Extract the listing in its entirety, keeping each line identical to the original.

**DATA SECTION**
★ ★ ★ ★ ★

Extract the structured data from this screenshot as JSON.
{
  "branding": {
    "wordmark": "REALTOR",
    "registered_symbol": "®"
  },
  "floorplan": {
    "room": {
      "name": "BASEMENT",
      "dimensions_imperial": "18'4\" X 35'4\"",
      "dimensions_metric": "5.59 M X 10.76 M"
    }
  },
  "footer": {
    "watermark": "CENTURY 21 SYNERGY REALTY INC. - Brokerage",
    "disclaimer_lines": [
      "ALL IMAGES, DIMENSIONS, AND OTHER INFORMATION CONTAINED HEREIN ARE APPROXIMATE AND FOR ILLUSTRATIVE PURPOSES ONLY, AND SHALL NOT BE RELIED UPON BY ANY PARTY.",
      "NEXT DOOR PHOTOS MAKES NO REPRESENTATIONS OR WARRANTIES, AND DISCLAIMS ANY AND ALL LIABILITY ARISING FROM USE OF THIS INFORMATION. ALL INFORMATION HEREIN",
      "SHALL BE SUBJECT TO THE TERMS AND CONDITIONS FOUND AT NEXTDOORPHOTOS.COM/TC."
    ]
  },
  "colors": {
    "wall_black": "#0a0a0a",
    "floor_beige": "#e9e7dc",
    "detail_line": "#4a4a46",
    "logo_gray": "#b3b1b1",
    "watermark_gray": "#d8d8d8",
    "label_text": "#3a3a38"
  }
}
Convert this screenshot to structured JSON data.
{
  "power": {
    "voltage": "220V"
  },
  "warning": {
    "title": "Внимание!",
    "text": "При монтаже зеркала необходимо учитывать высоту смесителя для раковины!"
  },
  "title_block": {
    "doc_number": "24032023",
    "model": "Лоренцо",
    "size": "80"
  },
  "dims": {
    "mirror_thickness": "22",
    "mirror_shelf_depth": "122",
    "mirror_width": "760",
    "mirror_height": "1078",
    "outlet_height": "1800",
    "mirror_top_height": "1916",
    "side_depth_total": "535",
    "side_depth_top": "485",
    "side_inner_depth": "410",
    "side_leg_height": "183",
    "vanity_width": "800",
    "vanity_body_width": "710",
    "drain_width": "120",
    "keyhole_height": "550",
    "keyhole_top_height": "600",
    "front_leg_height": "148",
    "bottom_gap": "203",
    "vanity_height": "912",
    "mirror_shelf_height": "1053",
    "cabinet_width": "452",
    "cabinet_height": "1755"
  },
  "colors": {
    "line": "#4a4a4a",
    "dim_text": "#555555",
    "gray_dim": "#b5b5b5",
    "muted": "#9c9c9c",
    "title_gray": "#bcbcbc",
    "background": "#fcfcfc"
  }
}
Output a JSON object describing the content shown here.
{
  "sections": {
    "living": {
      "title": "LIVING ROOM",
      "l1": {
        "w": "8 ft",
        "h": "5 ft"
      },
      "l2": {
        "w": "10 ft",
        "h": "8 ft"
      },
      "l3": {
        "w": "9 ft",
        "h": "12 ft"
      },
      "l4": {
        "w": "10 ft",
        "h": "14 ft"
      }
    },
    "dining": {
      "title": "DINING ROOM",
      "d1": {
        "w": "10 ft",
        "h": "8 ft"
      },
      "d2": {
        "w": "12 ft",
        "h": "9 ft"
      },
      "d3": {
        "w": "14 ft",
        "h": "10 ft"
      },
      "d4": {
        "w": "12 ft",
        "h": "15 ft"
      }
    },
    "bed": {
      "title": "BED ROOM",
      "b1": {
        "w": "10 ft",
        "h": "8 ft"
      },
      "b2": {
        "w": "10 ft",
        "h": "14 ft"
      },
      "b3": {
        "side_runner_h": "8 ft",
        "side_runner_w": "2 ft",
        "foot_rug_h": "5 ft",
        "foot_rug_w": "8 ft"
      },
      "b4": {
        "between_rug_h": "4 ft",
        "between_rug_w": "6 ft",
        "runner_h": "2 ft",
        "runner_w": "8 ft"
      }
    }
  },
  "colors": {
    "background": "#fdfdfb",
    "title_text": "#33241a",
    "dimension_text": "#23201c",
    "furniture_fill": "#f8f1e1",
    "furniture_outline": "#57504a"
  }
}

★ ★ ★ ★ ★

**TASK RESULT**
Extract the structured data from this screenshot as JSON.
{
  "branding": {
    "wordmark": "REALTOR",
    "registered_symbol": "®"
  },
  "floorplan": {
    "room": {
      "name": "BASEMENT",
      "dimensions_imperial": "18'4\" X 35'4\"",
      "dimensions_metric": "5.59 M X 10.76 M"
    }
  },
  "footer": {
    "watermark": "CENTURY 21 SYNERGY REALTY INC. - Brokerage",
    "disclaimer_lines": [
      "ALL IMAGES, DIMENSIONS, AND OTHER INFORMATION CONTAINED HEREIN ARE APPROXIMATE AND FOR ILLUSTRATIVE PURPOSES ONLY, AND SHALL NOT BE RELIED UPON BY ANY PARTY.",
      "NEXT DOOR PHOTOS MAKES NO REPRESENTATIONS OR WARRANTIES, AND DISCLAIMS ANY AND ALL LIABILITY ARISING FROM USE OF THIS INFORMATION. ALL INFORMATION HEREIN",
      "SHALL BE SUBJECT TO THE TERMS AND CONDITIONS FOUND AT NEXTDOORPHOTOS.COM/TC."
    ]
  },
  "colors": {
    "wall_black": "#0a0a0a",
    "floor_beige": "#e9e7dc",
    "detail_line": "#4a4a46",
    "logo_gray": "#b3b1b1",
    "watermark_gray": "#d8d8d8",
    "label_text": "#3a3a38"
  }
}
Convert this screenshot to structured JSON data.
{
  "power": {
    "voltage": "220V"
  },
  "warning": {
    "title": "Внимание!",
    "text": "При монтаже зеркала необходимо учитывать высоту смесителя для раковины!"
  },
  "title_block": {
    "doc_number": "24032023",
    "model": "Лоренцо",
    "size": "80"
  },
  "dims": {
    "mirror_thickness": "22",
    "mirror_shelf_depth": "122",
    "mirror_width": "760",
    "mirror_height": "1078",
    "outlet_height": "1800",
    "mirror_top_height": "1916",
    "side_depth_total": "535",
    "side_depth_top": "485",
    "side_inner_depth": "410",
    "side_leg_height": "183",
    "vanity_width": "800",
    "vanity_body_width": "710",
    "drain_width": "120",
    "keyhole_height": "550",
    "keyhole_top_height": "600",
    "front_leg_height": "148",
    "bottom_gap": "203",
    "vanity_height": "912",
    "mirror_shelf_height": "1053",
    "cabinet_width": "452",
    "cabinet_height": "1755"
  },
  "colors": {
    "line": "#4a4a4a",
    "dim_text": "#555555",
    "gray_dim": "#b5b5b5",
    "muted": "#9c9c9c",
    "title_gray": "#bcbcbc",
    "background": "#fcfcfc"
  }
}
Output a JSON object describing the content shown here.
{
  "sections": {
    "living": {
      "title": "LIVING ROOM",
      "l1": {
        "w": "8 ft",
        "h": "5 ft"
      },
      "l2": {
        "w": "10 ft",
        "h": "8 ft"
      },
      "l3": {
        "w": "9 ft",
        "h": "12 ft"
      },
      "l4": {
        "w": "10 ft",
        "h": "14 ft"
      }
    },
    "dining": {
      "title": "DINING ROOM",
      "d1": {
        "w": "10 ft",
        "h": "8 ft"
      },
      "d2": {
        "w": "12 ft",
        "h": "9 ft"
      },
      "d3": {
        "w": "14 ft",
        "h": "10 ft"
      },
      "d4": {
        "w": "12 ft",
        "h": "15 ft"
      }
    },
    "bed": {
      "title": "BED ROOM",
      "b1": {
        "w": "10 ft",
        "h": "8 ft"
      },
      "b2": {
        "w": "10 ft",
        "h": "14 ft"
      },
      "b3": {
        "side_runner_h": "8 ft",
        "side_runner_w": "2 ft",
        "foot_rug_h": "5 ft",
        "foot_rug_w": "8 ft"
      },
      "b4": {
        "between_rug_h": "4 ft",
        "between_rug_w": "6 ft",
        "runner_h": "2 ft",
        "runner_w": "8 ft"
      }
    }
  },
  "colors": {
    "background": "#fdfdfb",
    "title_text": "#33241a",
    "dimension_text": "#23201c",
    "furniture_fill": "#f8f1e1",
    "furniture_outline": "#57504a"
  }
}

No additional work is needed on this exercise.